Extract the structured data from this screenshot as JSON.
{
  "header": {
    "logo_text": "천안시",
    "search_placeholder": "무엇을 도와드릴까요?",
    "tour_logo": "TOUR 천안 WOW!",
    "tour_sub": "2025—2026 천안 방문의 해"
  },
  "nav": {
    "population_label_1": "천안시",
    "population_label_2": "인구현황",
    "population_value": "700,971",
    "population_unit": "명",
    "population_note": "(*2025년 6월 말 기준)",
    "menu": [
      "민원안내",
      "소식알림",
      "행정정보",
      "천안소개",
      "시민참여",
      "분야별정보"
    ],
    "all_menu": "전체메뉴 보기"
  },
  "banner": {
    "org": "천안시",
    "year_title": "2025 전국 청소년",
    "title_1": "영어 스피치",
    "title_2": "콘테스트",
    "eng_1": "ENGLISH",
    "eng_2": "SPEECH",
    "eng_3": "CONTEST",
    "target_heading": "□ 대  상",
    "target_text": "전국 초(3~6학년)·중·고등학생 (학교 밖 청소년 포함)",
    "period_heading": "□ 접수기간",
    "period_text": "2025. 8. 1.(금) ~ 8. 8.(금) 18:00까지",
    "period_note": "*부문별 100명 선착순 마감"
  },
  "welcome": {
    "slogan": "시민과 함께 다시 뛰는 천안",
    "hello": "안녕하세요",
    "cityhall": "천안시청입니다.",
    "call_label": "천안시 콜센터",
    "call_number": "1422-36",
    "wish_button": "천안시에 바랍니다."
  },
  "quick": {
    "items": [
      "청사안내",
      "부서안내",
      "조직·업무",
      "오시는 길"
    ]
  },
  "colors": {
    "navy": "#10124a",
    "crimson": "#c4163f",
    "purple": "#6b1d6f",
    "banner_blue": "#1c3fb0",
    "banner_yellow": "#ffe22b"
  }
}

--------------------------------------------------

▸ TASK TO CARRY OUT
Send back each record exactly as it stands.

▸ CORRECT RESPONSE
Extract the structured data from this screenshot as JSON.
{
  "header": {
    "logo_text": "천안시",
    "search_placeholder": "무엇을 도와드릴까요?",
    "tour_logo": "TOUR 천안 WOW!",
    "tour_sub": "2025—2026 천안 방문의 해"
  },
  "nav": {
    "population_label_1": "천안시",
    "population_label_2": "인구현황",
    "population_value": "700,971",
    "population_unit": "명",
    "population_note": "(*2025년 6월 말 기준)",
    "menu": [
      "민원안내",
      "소식알림",
      "행정정보",
      "천안소개",
      "시민참여",
      "분야별정보"
    ],
    "all_menu": "전체메뉴 보기"
  },
  "banner": {
    "org": "천안시",
    "year_title": "2025 전국 청소년",
    "title_1": "영어 스피치",
    "title_2": "콘테스트",
    "eng_1": "ENGLISH",
    "eng_2": "SPEECH",
    "eng_3": "CONTEST",
    "target_heading": "□ 대  상",
    "target_text": "전국 초(3~6학년)·중·고등학생 (학교 밖 청소년 포함)",
    "period_heading": "□ 접수기간",
    "period_text": "2025. 8. 1.(금) ~ 8. 8.(금) 18:00까지",
    "period_note": "*부문별 100명 선착순 마감"
  },
  "welcome": {
    "slogan": "시민과 함께 다시 뛰는 천안",
    "hello": "안녕하세요",
    "cityhall": "천안시청입니다.",
    "call_label": "천안시 콜센터",
    "call_number": "1422-36",
    "wish_button": "천안시에 바랍니다."
  },
  "quick": {
    "items": [
      "청사안내",
      "부서안내",
      "조직·업무",
      "오시는 길"
    ]
  },
  "colors": {
    "navy": "#10124a",
    "crimson": "#c4163f",
    "purple": "#6b1d6f",
    "banner_blue": "#1c3fb0",
    "banner_yellow": "#ffe22b"
  }
}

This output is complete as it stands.